PROMPT:
Repeat the entries that follow verbatim, without any of their pictures.

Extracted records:
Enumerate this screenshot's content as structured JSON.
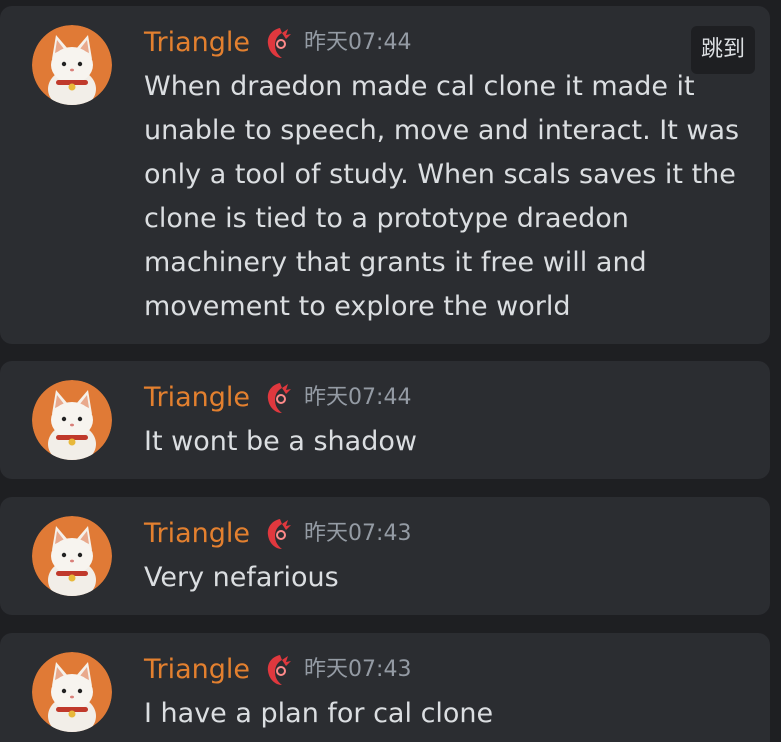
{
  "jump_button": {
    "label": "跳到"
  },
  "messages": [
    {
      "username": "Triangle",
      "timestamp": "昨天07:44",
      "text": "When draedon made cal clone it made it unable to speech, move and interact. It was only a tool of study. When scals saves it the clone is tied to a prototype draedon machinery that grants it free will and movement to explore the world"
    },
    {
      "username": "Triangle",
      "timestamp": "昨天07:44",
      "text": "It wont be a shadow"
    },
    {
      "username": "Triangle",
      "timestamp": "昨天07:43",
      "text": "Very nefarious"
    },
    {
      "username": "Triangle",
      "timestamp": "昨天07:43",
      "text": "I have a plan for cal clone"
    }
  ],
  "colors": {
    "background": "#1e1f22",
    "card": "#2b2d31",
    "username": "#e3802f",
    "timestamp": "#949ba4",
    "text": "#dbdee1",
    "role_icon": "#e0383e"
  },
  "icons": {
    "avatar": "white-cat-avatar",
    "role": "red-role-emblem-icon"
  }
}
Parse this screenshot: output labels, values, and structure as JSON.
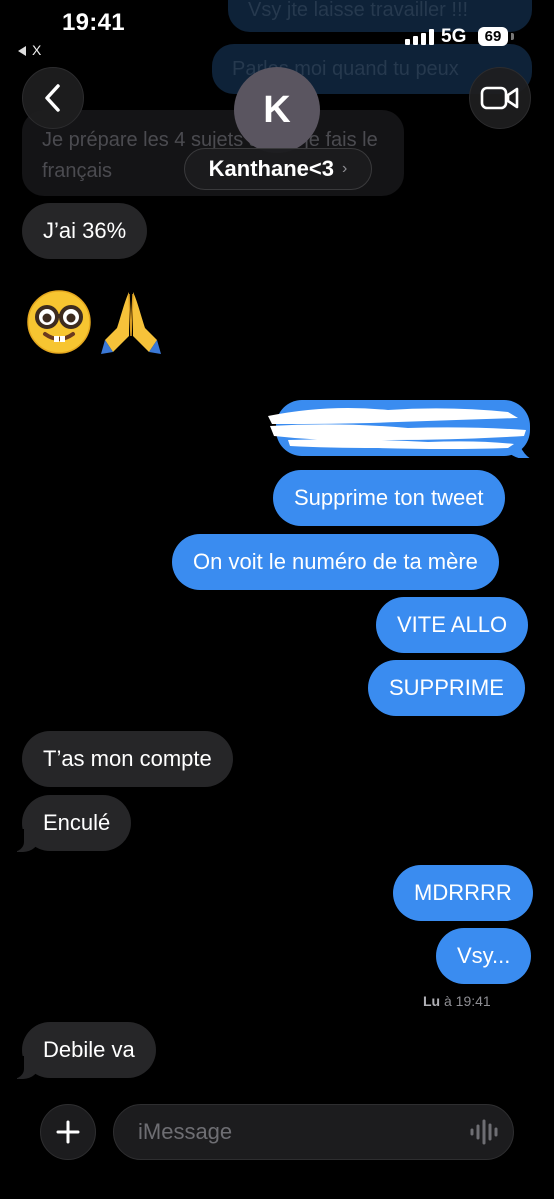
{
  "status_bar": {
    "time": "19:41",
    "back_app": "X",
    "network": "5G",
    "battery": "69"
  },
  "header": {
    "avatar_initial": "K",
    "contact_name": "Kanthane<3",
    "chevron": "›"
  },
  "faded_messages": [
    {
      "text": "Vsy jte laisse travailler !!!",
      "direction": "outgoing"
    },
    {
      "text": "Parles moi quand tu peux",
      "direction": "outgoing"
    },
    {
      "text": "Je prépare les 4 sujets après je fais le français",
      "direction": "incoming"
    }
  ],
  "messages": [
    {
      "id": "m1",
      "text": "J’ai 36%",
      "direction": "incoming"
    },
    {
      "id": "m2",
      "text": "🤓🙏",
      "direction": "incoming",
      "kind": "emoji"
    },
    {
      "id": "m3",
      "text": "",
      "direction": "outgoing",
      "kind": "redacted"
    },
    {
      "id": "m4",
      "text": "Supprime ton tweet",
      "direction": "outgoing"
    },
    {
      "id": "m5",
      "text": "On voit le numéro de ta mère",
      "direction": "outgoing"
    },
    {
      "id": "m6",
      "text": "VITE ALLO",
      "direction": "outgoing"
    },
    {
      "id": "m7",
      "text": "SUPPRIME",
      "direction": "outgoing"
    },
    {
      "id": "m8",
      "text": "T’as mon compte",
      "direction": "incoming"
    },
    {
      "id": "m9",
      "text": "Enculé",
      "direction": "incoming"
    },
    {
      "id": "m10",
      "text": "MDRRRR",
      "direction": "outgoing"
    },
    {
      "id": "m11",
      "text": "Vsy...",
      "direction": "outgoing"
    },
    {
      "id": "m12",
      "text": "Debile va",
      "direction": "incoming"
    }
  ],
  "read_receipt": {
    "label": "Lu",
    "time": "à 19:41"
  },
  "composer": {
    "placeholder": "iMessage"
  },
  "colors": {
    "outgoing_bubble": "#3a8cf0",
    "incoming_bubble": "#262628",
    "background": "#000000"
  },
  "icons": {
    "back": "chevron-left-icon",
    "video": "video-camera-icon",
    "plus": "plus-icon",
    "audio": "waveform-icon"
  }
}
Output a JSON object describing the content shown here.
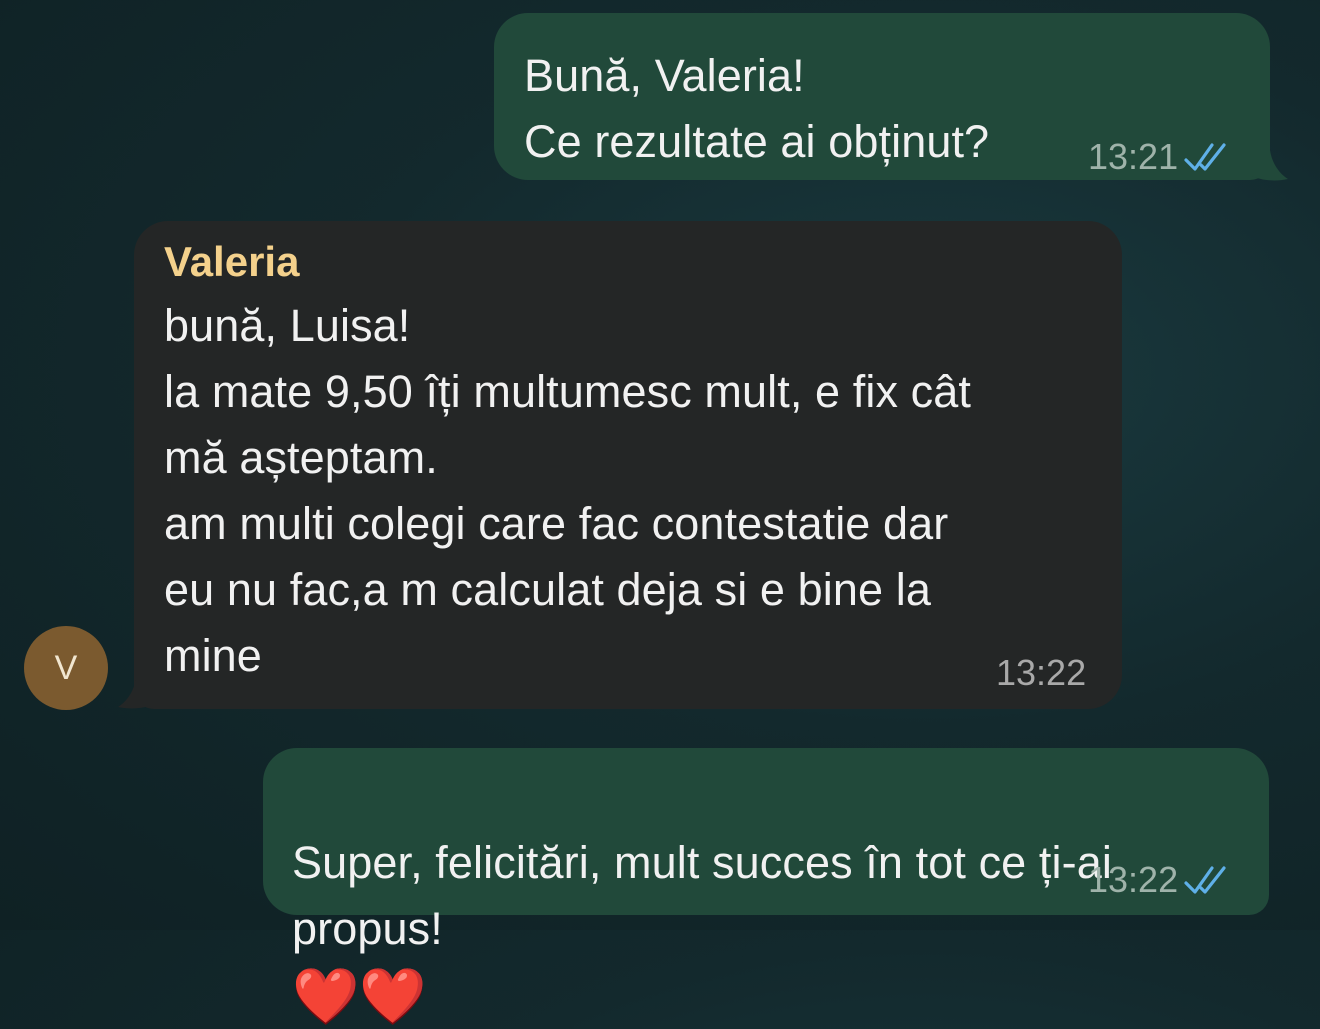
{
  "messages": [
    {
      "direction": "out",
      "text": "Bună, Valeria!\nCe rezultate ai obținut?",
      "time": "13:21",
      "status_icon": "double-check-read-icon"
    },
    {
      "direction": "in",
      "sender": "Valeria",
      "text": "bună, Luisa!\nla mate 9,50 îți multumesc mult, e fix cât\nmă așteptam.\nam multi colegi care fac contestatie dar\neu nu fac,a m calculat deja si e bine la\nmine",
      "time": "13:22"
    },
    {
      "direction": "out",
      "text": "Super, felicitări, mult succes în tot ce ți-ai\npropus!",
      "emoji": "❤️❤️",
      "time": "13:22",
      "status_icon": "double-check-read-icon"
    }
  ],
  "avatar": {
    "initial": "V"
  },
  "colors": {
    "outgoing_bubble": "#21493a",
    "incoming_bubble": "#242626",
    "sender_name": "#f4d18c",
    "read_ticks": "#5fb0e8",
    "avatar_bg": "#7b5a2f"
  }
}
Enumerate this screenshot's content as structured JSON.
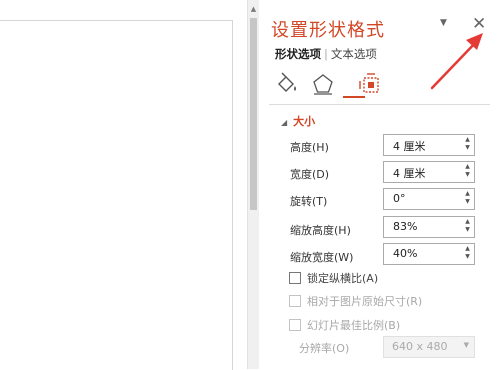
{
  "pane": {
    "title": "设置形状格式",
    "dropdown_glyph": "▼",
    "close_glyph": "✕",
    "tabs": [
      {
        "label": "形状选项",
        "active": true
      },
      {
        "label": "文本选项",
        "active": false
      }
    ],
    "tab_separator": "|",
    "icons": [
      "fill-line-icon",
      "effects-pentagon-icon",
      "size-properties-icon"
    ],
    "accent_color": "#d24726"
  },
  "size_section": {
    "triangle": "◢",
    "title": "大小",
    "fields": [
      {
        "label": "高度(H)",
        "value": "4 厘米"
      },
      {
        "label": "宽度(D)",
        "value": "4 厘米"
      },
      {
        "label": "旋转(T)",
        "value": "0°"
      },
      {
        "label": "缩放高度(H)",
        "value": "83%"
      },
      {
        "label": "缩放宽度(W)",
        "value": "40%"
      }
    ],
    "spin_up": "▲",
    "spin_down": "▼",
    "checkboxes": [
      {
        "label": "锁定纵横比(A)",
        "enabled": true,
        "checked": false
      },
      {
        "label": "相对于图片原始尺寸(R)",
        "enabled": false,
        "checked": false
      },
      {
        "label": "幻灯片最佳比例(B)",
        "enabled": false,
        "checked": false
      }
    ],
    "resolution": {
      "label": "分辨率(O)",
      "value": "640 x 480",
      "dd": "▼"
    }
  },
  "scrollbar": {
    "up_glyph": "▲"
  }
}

THE ANSWER:
Enumerate this screenshot's content as structured JSON.
{
  "jump_button": {
    "label": "跳到"
  },
  "messages": [
    {
      "username": "Triangle",
      "timestamp": "昨天07:44",
      "text": "When draedon made cal clone it made it unable to speech, move and interact. It was only a tool of study. When scals saves it the clone is tied to a prototype draedon machinery that grants it free will and movement to explore the world"
    },
    {
      "username": "Triangle",
      "timestamp": "昨天07:44",
      "text": "It wont be a shadow"
    },
    {
      "username": "Triangle",
      "timestamp": "昨天07:43",
      "text": "Very nefarious"
    },
    {
      "username": "Triangle",
      "timestamp": "昨天07:43",
      "text": "I have a plan for cal clone"
    }
  ],
  "colors": {
    "background": "#1e1f22",
    "card": "#2b2d31",
    "username": "#e3802f",
    "timestamp": "#949ba4",
    "text": "#dbdee1",
    "role_icon": "#e0383e"
  },
  "icons": {
    "avatar": "white-cat-avatar",
    "role": "red-role-emblem-icon"
  }
}
Parse this screenshot: output labels, values, and structure as JSON.
{
  "status_bar": {
    "time": "19:41",
    "back_app": "X",
    "network": "5G",
    "battery": "69"
  },
  "header": {
    "avatar_initial": "K",
    "contact_name": "Kanthane<3",
    "chevron": "›"
  },
  "faded_messages": [
    {
      "text": "Vsy jte laisse travailler !!!",
      "direction": "outgoing"
    },
    {
      "text": "Parles moi quand tu peux",
      "direction": "outgoing"
    },
    {
      "text": "Je prépare les 4 sujets après je fais le français",
      "direction": "incoming"
    }
  ],
  "messages": [
    {
      "id": "m1",
      "text": "J’ai 36%",
      "direction": "incoming"
    },
    {
      "id": "m2",
      "text": "🤓🙏",
      "direction": "incoming",
      "kind": "emoji"
    },
    {
      "id": "m3",
      "text": "",
      "direction": "outgoing",
      "kind": "redacted"
    },
    {
      "id": "m4",
      "text": "Supprime ton tweet",
      "direction": "outgoing"
    },
    {
      "id": "m5",
      "text": "On voit le numéro de ta mère",
      "direction": "outgoing"
    },
    {
      "id": "m6",
      "text": "VITE ALLO",
      "direction": "outgoing"
    },
    {
      "id": "m7",
      "text": "SUPPRIME",
      "direction": "outgoing"
    },
    {
      "id": "m8",
      "text": "T’as mon compte",
      "direction": "incoming"
    },
    {
      "id": "m9",
      "text": "Enculé",
      "direction": "incoming"
    },
    {
      "id": "m10",
      "text": "MDRRRR",
      "direction": "outgoing"
    },
    {
      "id": "m11",
      "text": "Vsy...",
      "direction": "outgoing"
    },
    {
      "id": "m12",
      "text": "Debile va",
      "direction": "incoming"
    }
  ],
  "read_receipt": {
    "label": "Lu",
    "time": "à 19:41"
  },
  "composer": {
    "placeholder": "iMessage"
  },
  "colors": {
    "outgoing_bubble": "#3a8cf0",
    "incoming_bubble": "#262628",
    "background": "#000000"
  },
  "icons": {
    "back": "chevron-left-icon",
    "video": "video-camera-icon",
    "plus": "plus-icon",
    "audio": "waveform-icon"
  }
}
Output a JSON object describing the content shown here.
{
  "messages": [
    {
      "direction": "out",
      "text": "Bună, Valeria!\nCe rezultate ai obținut?",
      "time": "13:21",
      "status_icon": "double-check-read-icon"
    },
    {
      "direction": "in",
      "sender": "Valeria",
      "text": "bună, Luisa!\nla mate 9,50 îți multumesc mult, e fix cât\nmă așteptam.\nam multi colegi care fac contestatie dar\neu nu fac,a m calculat deja si e bine la\nmine",
      "time": "13:22"
    },
    {
      "direction": "out",
      "text": "Super, felicitări, mult succes în tot ce ți-ai\npropus!",
      "emoji": "❤️❤️",
      "time": "13:22",
      "status_icon": "double-check-read-icon"
    }
  ],
  "avatar": {
    "initial": "V"
  },
  "colors": {
    "outgoing_bubble": "#21493a",
    "incoming_bubble": "#242626",
    "sender_name": "#f4d18c",
    "read_ticks": "#5fb0e8",
    "avatar_bg": "#7b5a2f"
  }
}
Enumerate this screenshot's content as structured JSON.
{
  "pane": {
    "title": "设置形状格式",
    "dropdown_glyph": "▼",
    "close_glyph": "✕",
    "tabs": [
      {
        "label": "形状选项",
        "active": true
      },
      {
        "label": "文本选项",
        "active": false
      }
    ],
    "tab_separator": "|",
    "icons": [
      "fill-line-icon",
      "effects-pentagon-icon",
      "size-properties-icon"
    ],
    "accent_color": "#d24726"
  },
  "size_section": {
    "triangle": "◢",
    "title": "大小",
    "fields": [
      {
        "label": "高度(H)",
        "value": "4 厘米"
      },
      {
        "label": "宽度(D)",
        "value": "4 厘米"
      },
      {
        "label": "旋转(T)",
        "value": "0°"
      },
      {
        "label": "缩放高度(H)",
        "value": "83%"
      },
      {
        "label": "缩放宽度(W)",
        "value": "40%"
      }
    ],
    "spin_up": "▲",
    "spin_down": "▼",
    "checkboxes": [
      {
        "label": "锁定纵横比(A)",
        "enabled": true,
        "checked": false
      },
      {
        "label": "相对于图片原始尺寸(R)",
        "enabled": false,
        "checked": false
      },
      {
        "label": "幻灯片最佳比例(B)",
        "enabled": false,
        "checked": false
      }
    ],
    "resolution": {
      "label": "分辨率(O)",
      "value": "640 x 480",
      "dd": "▼"
    }
  },
  "scrollbar": {
    "up_glyph": "▲"
  }
}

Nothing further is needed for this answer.